======== DATASET RECORDS
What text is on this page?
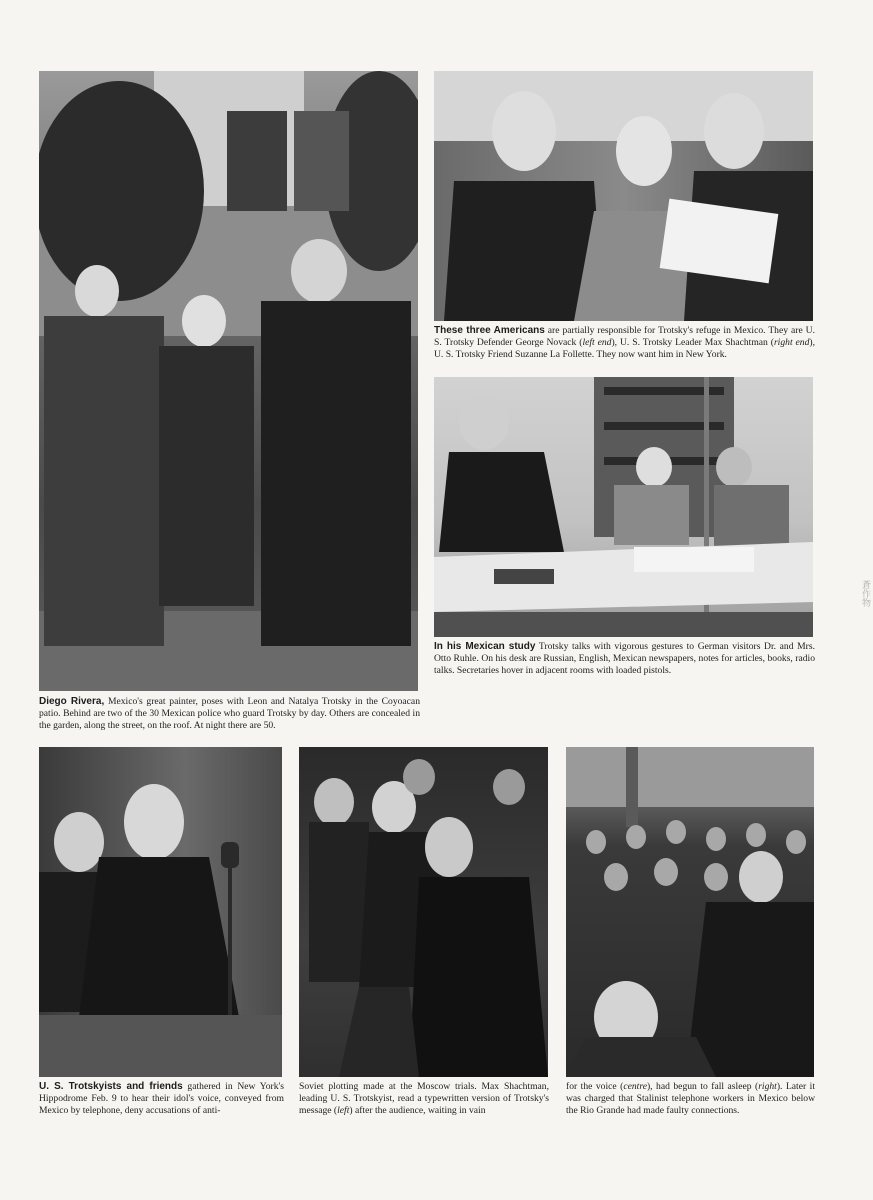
Diego Rivera, Mexico's great painter, poses with Leon and Natalya Trotsky in the Coyoacan patio. Behind are two of the 30 Mexican police who guard Trotsky by day. Others are concealed in the garden, along the street, on the roof. At night there are 50.
These three Americans are partially responsible for Trotsky's refuge in Mexico. They are U. S. Trotsky Defender George Novack (left end), U. S. Trotsky Leader Max Shachtman (right end), U. S. Trotsky Friend Suzanne La Follette. They now want him in New York.
In his Mexican study Trotsky talks with vigorous gestures to German visitors Dr. and Mrs. Otto Ruhle. On his desk are Russian, English, Mexican newspapers, notes for articles, books, radio talks. Secretaries hover in adjacent rooms with loaded pistols.
U. S. Trotskyists and friends gathered in New York's Hippodrome Feb. 9 to hear their idol's voice, conveyed from Mexico by telephone, deny accusations of anti-
Soviet plotting made at the Moscow trials. Max Shachtman, leading U. S. Trotskyist, read a typewritten version of Trotsky's message (left) after the audience, waiting in vain
for the voice (centre), had begun to fall asleep (right). Later it was charged that Stalinist telephone workers in Mexico below the Rio Grande had made faulty connections.
蒼作物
================
WHAT YOU ARE ASKED TO DO =
Your task is to list each line of the records with the word "left".

EXERCISE ANSWER =
These three Americans are partially responsible for Trotsky's refuge in Mexico. They are U. S. Trotsky Defender George Novack (left end), U. S. Trotsky Leader Max Shachtman (right end), U. S. Trotsky Friend Suzanne La Follette. They now want him in New York.
Soviet plotting made at the Moscow trials. Max Shachtman, leading U. S. Trotskyist, read a typewritten version of Trotsky's message (left) after the audience, waiting in vain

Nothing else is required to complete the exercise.